Set down the data below without change, skipping the pictures it holds.

Dataset records:
* begin *

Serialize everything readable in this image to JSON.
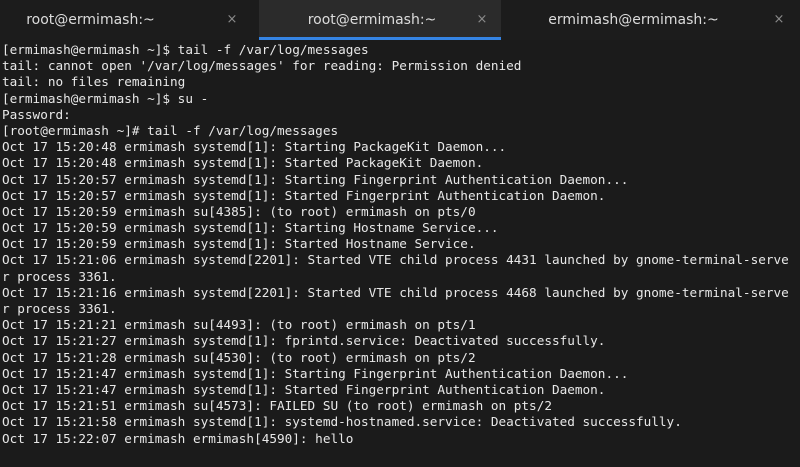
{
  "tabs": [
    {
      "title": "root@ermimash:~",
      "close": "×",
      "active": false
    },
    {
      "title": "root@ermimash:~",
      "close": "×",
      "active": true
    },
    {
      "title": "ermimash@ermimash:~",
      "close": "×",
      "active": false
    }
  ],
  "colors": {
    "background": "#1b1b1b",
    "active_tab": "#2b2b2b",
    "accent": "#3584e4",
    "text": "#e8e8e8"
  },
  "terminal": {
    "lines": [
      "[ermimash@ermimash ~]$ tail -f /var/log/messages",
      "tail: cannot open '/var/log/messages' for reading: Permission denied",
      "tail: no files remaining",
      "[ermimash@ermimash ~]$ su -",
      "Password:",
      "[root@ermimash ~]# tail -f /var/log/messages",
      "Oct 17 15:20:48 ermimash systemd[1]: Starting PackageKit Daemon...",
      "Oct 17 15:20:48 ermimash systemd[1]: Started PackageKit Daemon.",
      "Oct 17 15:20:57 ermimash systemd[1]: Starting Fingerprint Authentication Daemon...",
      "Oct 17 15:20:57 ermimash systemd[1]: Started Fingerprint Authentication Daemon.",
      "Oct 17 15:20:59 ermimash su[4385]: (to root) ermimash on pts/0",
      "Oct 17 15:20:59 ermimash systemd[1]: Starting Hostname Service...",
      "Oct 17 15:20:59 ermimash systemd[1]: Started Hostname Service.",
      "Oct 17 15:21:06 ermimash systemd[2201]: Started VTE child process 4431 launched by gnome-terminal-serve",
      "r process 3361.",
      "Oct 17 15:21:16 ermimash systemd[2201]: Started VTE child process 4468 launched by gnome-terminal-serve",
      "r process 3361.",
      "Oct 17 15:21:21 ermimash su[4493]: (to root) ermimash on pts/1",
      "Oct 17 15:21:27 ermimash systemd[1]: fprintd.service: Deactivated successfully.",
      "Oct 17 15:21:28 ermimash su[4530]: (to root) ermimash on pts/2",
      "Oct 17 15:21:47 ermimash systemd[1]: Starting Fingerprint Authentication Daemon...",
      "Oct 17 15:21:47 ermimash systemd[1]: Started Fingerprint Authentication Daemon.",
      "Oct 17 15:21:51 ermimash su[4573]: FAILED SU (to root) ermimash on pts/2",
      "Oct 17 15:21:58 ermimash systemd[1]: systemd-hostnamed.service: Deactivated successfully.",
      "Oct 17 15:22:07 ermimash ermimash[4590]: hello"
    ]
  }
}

* end *

WORKED SOLUTION:
Serialize everything readable in this image to JSON.
{
  "tabs": [
    {
      "title": "root@ermimash:~",
      "close": "×",
      "active": false
    },
    {
      "title": "root@ermimash:~",
      "close": "×",
      "active": true
    },
    {
      "title": "ermimash@ermimash:~",
      "close": "×",
      "active": false
    }
  ],
  "colors": {
    "background": "#1b1b1b",
    "active_tab": "#2b2b2b",
    "accent": "#3584e4",
    "text": "#e8e8e8"
  },
  "terminal": {
    "lines": [
      "[ermimash@ermimash ~]$ tail -f /var/log/messages",
      "tail: cannot open '/var/log/messages' for reading: Permission denied",
      "tail: no files remaining",
      "[ermimash@ermimash ~]$ su -",
      "Password:",
      "[root@ermimash ~]# tail -f /var/log/messages",
      "Oct 17 15:20:48 ermimash systemd[1]: Starting PackageKit Daemon...",
      "Oct 17 15:20:48 ermimash systemd[1]: Started PackageKit Daemon.",
      "Oct 17 15:20:57 ermimash systemd[1]: Starting Fingerprint Authentication Daemon...",
      "Oct 17 15:20:57 ermimash systemd[1]: Started Fingerprint Authentication Daemon.",
      "Oct 17 15:20:59 ermimash su[4385]: (to root) ermimash on pts/0",
      "Oct 17 15:20:59 ermimash systemd[1]: Starting Hostname Service...",
      "Oct 17 15:20:59 ermimash systemd[1]: Started Hostname Service.",
      "Oct 17 15:21:06 ermimash systemd[2201]: Started VTE child process 4431 launched by gnome-terminal-serve",
      "r process 3361.",
      "Oct 17 15:21:16 ermimash systemd[2201]: Started VTE child process 4468 launched by gnome-terminal-serve",
      "r process 3361.",
      "Oct 17 15:21:21 ermimash su[4493]: (to root) ermimash on pts/1",
      "Oct 17 15:21:27 ermimash systemd[1]: fprintd.service: Deactivated successfully.",
      "Oct 17 15:21:28 ermimash su[4530]: (to root) ermimash on pts/2",
      "Oct 17 15:21:47 ermimash systemd[1]: Starting Fingerprint Authentication Daemon...",
      "Oct 17 15:21:47 ermimash systemd[1]: Started Fingerprint Authentication Daemon.",
      "Oct 17 15:21:51 ermimash su[4573]: FAILED SU (to root) ermimash on pts/2",
      "Oct 17 15:21:58 ermimash systemd[1]: systemd-hostnamed.service: Deactivated successfully.",
      "Oct 17 15:22:07 ermimash ermimash[4590]: hello"
    ]
  }
}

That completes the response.